Task to carry out:
In the listing below, pick out lines with "Payment".

# Data section start

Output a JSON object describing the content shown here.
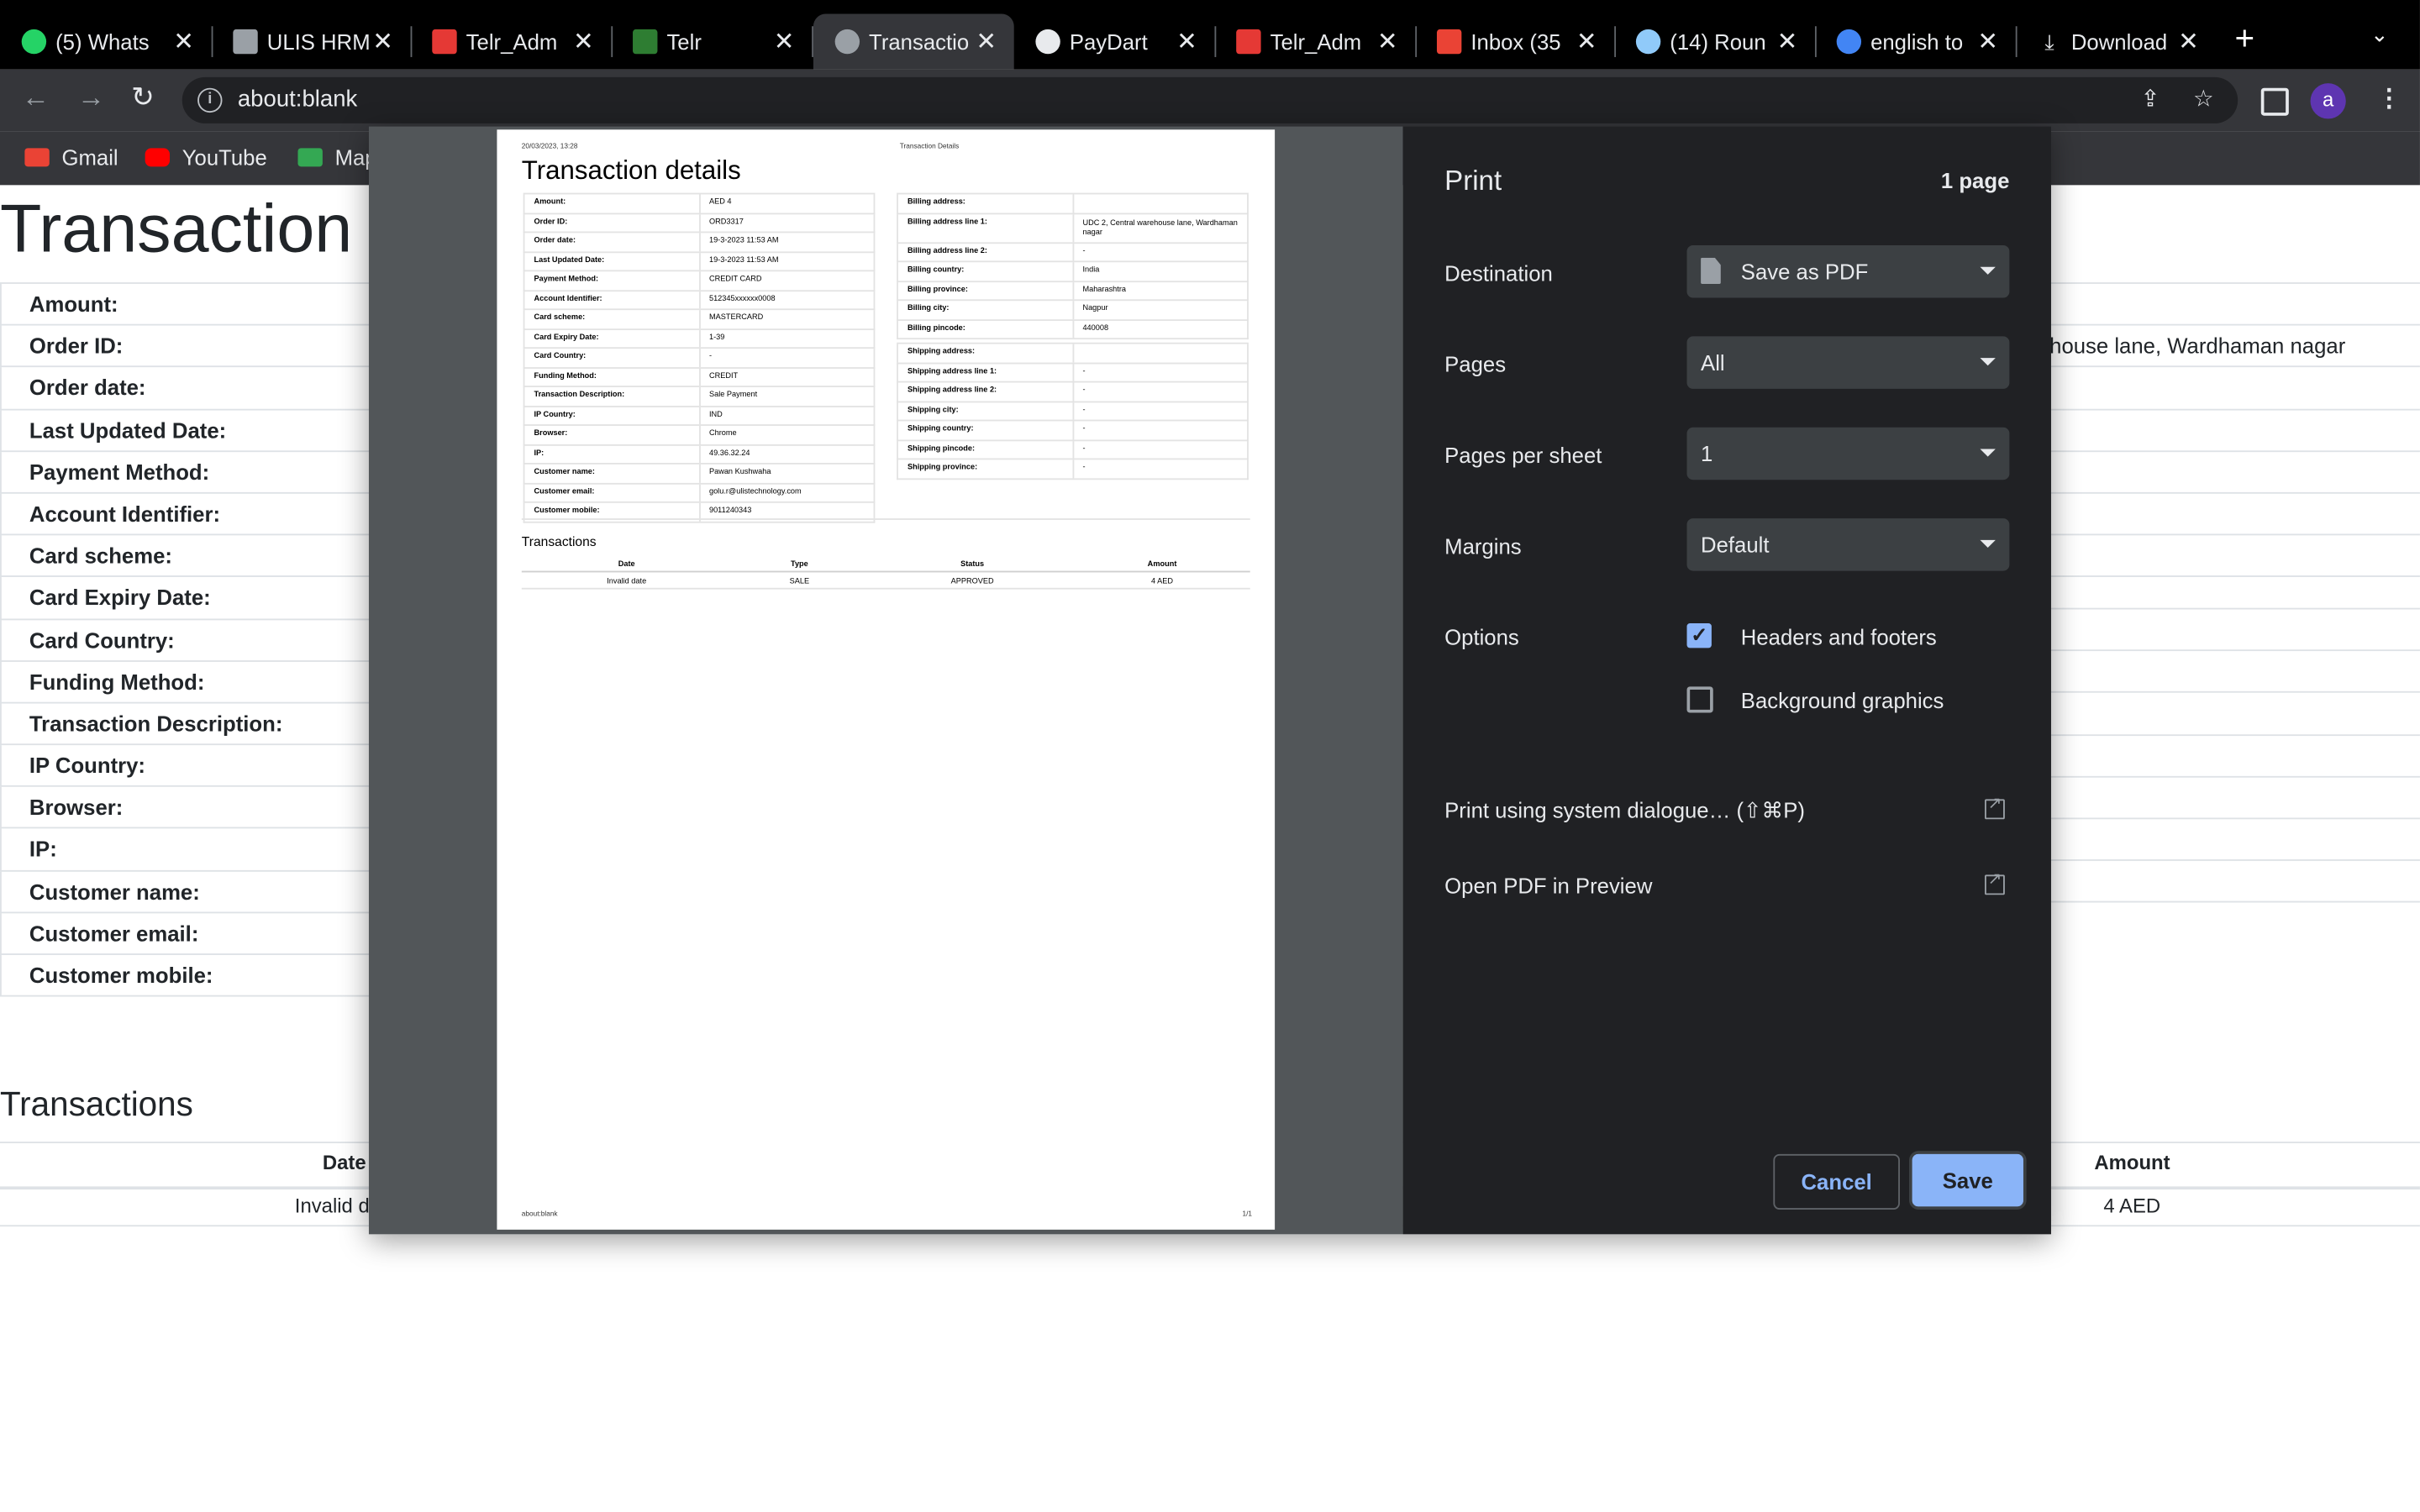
{
  "tabs": [
    {
      "title": "(5) Whats",
      "color": "#25d366",
      "active": false
    },
    {
      "title": "ULIS HRM",
      "color": "#9aa0a6",
      "active": false
    },
    {
      "title": "Telr_Adm",
      "color": "#e53935",
      "active": false
    },
    {
      "title": "Telr",
      "color": "#2e7d32",
      "active": false
    },
    {
      "title": "Transactio",
      "color": "#9aa0a6",
      "active": true
    },
    {
      "title": "PayDart",
      "color": "#e8eaed",
      "active": false
    },
    {
      "title": "Telr_Adm",
      "color": "#e53935",
      "active": false
    },
    {
      "title": "Inbox (35",
      "color": "#ea4335",
      "active": false
    },
    {
      "title": "(14) Roun",
      "color": "#90caf9",
      "active": false
    },
    {
      "title": "english to",
      "color": "#4285f4",
      "active": false
    },
    {
      "title": "Download",
      "color": "#e8eaed",
      "active": false
    }
  ],
  "address_bar": {
    "url": "about:blank"
  },
  "profile": {
    "initial": "a"
  },
  "bookmarks": [
    {
      "label": "Gmail",
      "color": "#ea4335"
    },
    {
      "label": "YouTube",
      "color": "#ff0000"
    },
    {
      "label": "Map",
      "color": "#34a853"
    }
  ],
  "page": {
    "title": "Transaction d",
    "fields": [
      "Amount:",
      "Order ID:",
      "Order date:",
      "Last Updated Date:",
      "Payment Method:",
      "Account Identifier:",
      "Card scheme:",
      "Card Expiry Date:",
      "Card Country:",
      "Funding Method:",
      "Transaction Description:",
      "IP Country:",
      "Browser:",
      "IP:",
      "Customer name:",
      "Customer email:",
      "Customer mobile:"
    ],
    "address_fragment": "house lane, Wardhaman nagar",
    "transactions_heading": "Transactions",
    "col_date": "Date",
    "col_amount": "Amount",
    "row_date": "Invalid d",
    "row_amount": "4 AED"
  },
  "preview": {
    "header_left": "20/03/2023, 13:28",
    "header_center": "Transaction Details",
    "title": "Transaction details",
    "details": [
      [
        "Amount:",
        "AED 4"
      ],
      [
        "Order ID:",
        "ORD3317"
      ],
      [
        "Order date:",
        "19-3-2023 11:53 AM"
      ],
      [
        "Last Updated Date:",
        "19-3-2023 11:53 AM"
      ],
      [
        "Payment Method:",
        "CREDIT CARD"
      ],
      [
        "Account Identifier:",
        "512345xxxxxx0008"
      ],
      [
        "Card scheme:",
        "MASTERCARD"
      ],
      [
        "Card Expiry Date:",
        "1-39"
      ],
      [
        "Card Country:",
        "-"
      ],
      [
        "Funding Method:",
        "CREDIT"
      ],
      [
        "Transaction Description:",
        "Sale Payment"
      ],
      [
        "IP Country:",
        "IND"
      ],
      [
        "Browser:",
        "Chrome"
      ],
      [
        "IP:",
        "49.36.32.24"
      ],
      [
        "Customer name:",
        "Pawan Kushwaha"
      ],
      [
        "Customer email:",
        "golu.r@ulistechnology.com"
      ],
      [
        "Customer mobile:",
        "9011240343"
      ]
    ],
    "billing": [
      [
        "Billing address:",
        ""
      ],
      [
        "Billing address line 1:",
        "UDC 2, Central warehouse lane, Wardhaman nagar"
      ],
      [
        "Billing address line 2:",
        "-"
      ],
      [
        "Billing country:",
        "India"
      ],
      [
        "Billing province:",
        "Maharashtra"
      ],
      [
        "Billing city:",
        "Nagpur"
      ],
      [
        "Billing pincode:",
        "440008"
      ]
    ],
    "shipping": [
      [
        "Shipping address:",
        ""
      ],
      [
        "Shipping address line 1:",
        "-"
      ],
      [
        "Shipping address line 2:",
        "-"
      ],
      [
        "Shipping city:",
        "-"
      ],
      [
        "Shipping country:",
        "-"
      ],
      [
        "Shipping pincode:",
        "-"
      ],
      [
        "Shipping province:",
        "-"
      ]
    ],
    "transactions_heading": "Transactions",
    "trans_headers": [
      "Date",
      "Type",
      "Status",
      "Amount"
    ],
    "trans_row": [
      "Invalid date",
      "SALE",
      "APPROVED",
      "4 AED"
    ],
    "footer_left": "about:blank",
    "footer_right": "1/1"
  },
  "print": {
    "title": "Print",
    "page_count": "1 page",
    "destination_label": "Destination",
    "destination_value": "Save as PDF",
    "pages_label": "Pages",
    "pages_value": "All",
    "pps_label": "Pages per sheet",
    "pps_value": "1",
    "margins_label": "Margins",
    "margins_value": "Default",
    "options_label": "Options",
    "headers_footers": "Headers and footers",
    "headers_footers_checked": true,
    "background_graphics": "Background graphics",
    "background_graphics_checked": false,
    "system_dialog": "Print using system dialogue… (⇧⌘P)",
    "open_pdf": "Open PDF in Preview",
    "cancel": "Cancel",
    "save": "Save"
  }
}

# Data section end

Result for this task:
      "Payment Method:",
        "Payment Method:",
        "Sale Payment"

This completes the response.